**Passage**
______________________________

If recommended with specific GIC, apply a poly-acrylic acid conditioner with a micro-brush and a cotton pellet before its application. Rinse and dry the cavity subsequently.

  • Remove the smear layer (inorganic, organic debris, bacteria)

  • Expose dentine for chemical bonding

  • Create superficial porosity (<1 micron) for micro-mechanical interlocking

  • If using 20% poly-acrylic acid, apply for 10s. If using 10% poly-acrylic acid, apply for 20s. This is a semi-permanent, luting cement.

Alternatively, flowable composite can be considered. This low viscosity material blocks undercuts to improve adaptation in deep proximal boxes. It is then cured for 10 seconds. However, the more resin that is used, the greater decrease in biocompatibility. Flowable materials do not seem to improve clinical outcomes in terms of reducing micro-leakage.


The third option is a zing eugenol material. However, this is not frequently used anymore, as it adversely affects the polymerisation of adhesives and composite resin.

______________________________

**Record excerpts**
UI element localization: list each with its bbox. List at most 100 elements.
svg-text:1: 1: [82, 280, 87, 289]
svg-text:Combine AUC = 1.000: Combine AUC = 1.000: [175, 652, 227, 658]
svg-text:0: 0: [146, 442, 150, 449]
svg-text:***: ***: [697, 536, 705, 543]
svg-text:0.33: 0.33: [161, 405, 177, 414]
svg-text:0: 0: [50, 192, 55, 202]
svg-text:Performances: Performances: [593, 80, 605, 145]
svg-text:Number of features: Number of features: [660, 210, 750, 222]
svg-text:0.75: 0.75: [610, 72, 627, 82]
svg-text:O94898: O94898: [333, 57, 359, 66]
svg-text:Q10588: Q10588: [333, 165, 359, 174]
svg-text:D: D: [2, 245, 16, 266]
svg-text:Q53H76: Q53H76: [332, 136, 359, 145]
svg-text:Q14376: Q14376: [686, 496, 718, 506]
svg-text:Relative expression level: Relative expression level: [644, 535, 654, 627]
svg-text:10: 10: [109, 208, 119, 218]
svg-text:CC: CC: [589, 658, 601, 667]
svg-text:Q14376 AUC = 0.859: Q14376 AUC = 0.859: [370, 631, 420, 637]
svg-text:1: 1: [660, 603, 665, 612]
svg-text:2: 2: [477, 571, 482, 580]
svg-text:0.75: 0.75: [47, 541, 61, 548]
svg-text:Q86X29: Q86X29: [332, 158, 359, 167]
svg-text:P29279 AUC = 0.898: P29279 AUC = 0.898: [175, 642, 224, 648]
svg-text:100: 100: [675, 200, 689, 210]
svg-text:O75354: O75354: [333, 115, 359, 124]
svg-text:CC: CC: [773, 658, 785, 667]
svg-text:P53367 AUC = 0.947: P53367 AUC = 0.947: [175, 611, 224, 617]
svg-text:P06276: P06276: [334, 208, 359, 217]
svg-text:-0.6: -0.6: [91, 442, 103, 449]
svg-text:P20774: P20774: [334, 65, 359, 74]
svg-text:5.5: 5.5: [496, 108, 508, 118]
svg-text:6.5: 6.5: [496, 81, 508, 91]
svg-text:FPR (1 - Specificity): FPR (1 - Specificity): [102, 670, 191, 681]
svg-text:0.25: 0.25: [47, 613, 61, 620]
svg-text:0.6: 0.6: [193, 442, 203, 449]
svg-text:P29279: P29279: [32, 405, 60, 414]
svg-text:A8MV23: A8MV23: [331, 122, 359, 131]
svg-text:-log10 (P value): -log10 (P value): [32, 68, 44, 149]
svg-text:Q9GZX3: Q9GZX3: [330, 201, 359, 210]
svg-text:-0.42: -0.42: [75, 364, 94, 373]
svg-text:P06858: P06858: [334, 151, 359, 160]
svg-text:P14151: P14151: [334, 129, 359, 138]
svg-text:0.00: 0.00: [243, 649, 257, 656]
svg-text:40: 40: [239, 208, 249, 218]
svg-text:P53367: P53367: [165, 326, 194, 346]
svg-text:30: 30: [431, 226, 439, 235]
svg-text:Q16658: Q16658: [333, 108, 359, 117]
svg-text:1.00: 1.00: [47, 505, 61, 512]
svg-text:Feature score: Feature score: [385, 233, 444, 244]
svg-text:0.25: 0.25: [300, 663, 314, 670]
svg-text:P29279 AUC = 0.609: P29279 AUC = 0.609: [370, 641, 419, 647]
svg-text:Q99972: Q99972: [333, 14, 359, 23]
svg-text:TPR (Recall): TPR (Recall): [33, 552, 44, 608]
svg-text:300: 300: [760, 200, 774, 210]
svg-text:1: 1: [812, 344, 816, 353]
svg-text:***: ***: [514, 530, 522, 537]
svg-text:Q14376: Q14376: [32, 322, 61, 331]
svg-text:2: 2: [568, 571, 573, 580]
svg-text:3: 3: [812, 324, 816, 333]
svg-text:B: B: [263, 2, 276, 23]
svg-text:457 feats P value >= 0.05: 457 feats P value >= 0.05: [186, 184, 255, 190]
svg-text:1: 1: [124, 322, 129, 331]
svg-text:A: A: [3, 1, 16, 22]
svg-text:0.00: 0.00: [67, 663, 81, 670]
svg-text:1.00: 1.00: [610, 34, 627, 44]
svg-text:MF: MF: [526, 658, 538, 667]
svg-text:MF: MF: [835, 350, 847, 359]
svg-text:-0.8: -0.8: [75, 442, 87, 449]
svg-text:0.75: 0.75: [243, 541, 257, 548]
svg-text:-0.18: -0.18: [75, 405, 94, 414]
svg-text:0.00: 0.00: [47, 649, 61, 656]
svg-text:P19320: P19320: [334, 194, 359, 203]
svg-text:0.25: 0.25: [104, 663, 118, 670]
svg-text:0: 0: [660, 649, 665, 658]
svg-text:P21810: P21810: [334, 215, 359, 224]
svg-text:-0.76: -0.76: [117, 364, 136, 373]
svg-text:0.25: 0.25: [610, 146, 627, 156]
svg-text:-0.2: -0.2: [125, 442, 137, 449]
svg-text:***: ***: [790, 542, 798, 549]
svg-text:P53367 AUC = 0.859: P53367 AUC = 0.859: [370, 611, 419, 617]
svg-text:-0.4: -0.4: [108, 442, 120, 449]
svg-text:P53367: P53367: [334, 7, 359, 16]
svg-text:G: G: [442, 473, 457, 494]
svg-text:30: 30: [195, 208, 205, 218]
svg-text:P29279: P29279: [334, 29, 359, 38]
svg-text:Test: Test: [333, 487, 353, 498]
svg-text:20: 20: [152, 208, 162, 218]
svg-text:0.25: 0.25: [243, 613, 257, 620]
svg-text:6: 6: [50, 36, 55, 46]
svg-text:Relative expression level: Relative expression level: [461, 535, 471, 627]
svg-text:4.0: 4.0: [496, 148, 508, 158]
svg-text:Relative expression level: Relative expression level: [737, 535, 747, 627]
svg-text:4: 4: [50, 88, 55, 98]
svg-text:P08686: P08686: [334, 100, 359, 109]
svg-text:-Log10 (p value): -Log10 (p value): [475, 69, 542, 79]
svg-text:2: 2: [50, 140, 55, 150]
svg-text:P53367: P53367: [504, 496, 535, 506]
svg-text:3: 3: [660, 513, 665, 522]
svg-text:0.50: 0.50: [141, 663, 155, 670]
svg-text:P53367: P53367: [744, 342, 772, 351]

______________________________

**Work task A**
In the passage on cavity conditioning and lining, rewrite the paragraph beginning "Alternatively, flowable composite can be considered" as a short list that keeps its main facts.
**Work task B**
For each statement, say whether it agrees with the passage on cavity conditioning and lining. Answer yes or no, and quote the deciding words of the passage.
(i) Flowable composite is cured for 10 seconds.
(ii) Flowable materials have been shown to reduce micro-leakage.
(iii) A 10% poly-acrylic acid conditioner is applied for 10 seconds.
**Work task C**
Pick up the passage on cavity conditioning and lining after its last sentence and continue it.

**Task result A**
- Flowable composite is an alternative option.
- Its low viscosity lets it block undercuts, which improves adaptation in deep proximal boxes.
- It is cured for 10 seconds.
- Using more resin lowers biocompatibility.
- Flowable materials do not seem to improve clinical outcomes in reducing micro-leakage.

**Task result B**
(i) Yes: "It is then cured for 10 seconds."
(ii) No: "Flowable materials do not seem to improve clinical outcomes in terms of reducing micro-leakage."
(iii) No: "If using 10% poly-acrylic acid, apply for 20s."

**Task result C**
3. Choose a material for the final restoration

The final restoration is added after the liner/ base.

The material of choice is composite due to improved aesthetics. Before adding composite to the cavity, one can choose the following methods.

3 Step Etch and Rinse (Gold Standard)

  1. Microbrush 37% phosphoric acid to agitate and etch the dentine and enamel for no more than 15s. Over etching can cause dehydration of the dentine collagen fibrils. Wash (rinse) for 20 seconds.

  2. Dry with a cotton pellet and use high velocity suction or careful air-spray.

  3. Microbrush a thin layer of primer to the cavity. Brush away excess first on the back of your glove. Use the back of your hand to ensure light air pressure before gentle air blow for 2 - 5 seconds and glossy surface. Furthermore, apply the bond. Repeat the drying step.

  4. UV light to cure the cavity for 20 seconds minimum (if using ESPE).

Self - etch resin dentine bonding system


For occlusal fillings, the top needs to contain at least 1.5 - 2.0 mm thick of either universal composite or sculptable bulk composite to bear the occlusal forces.

  • For universal composite, remember to use the incremental technique and cure no more than 2 mm thick at a time. This reduces the C - factor, which refers to the number of bonded to unbonded surfaces. The less the C - factor, the smaller the risk of polymerisation shrinkage. In terms of the lowest to the highest C - factor, it is Class V, Class IV, Class III, Class II and finally Class I.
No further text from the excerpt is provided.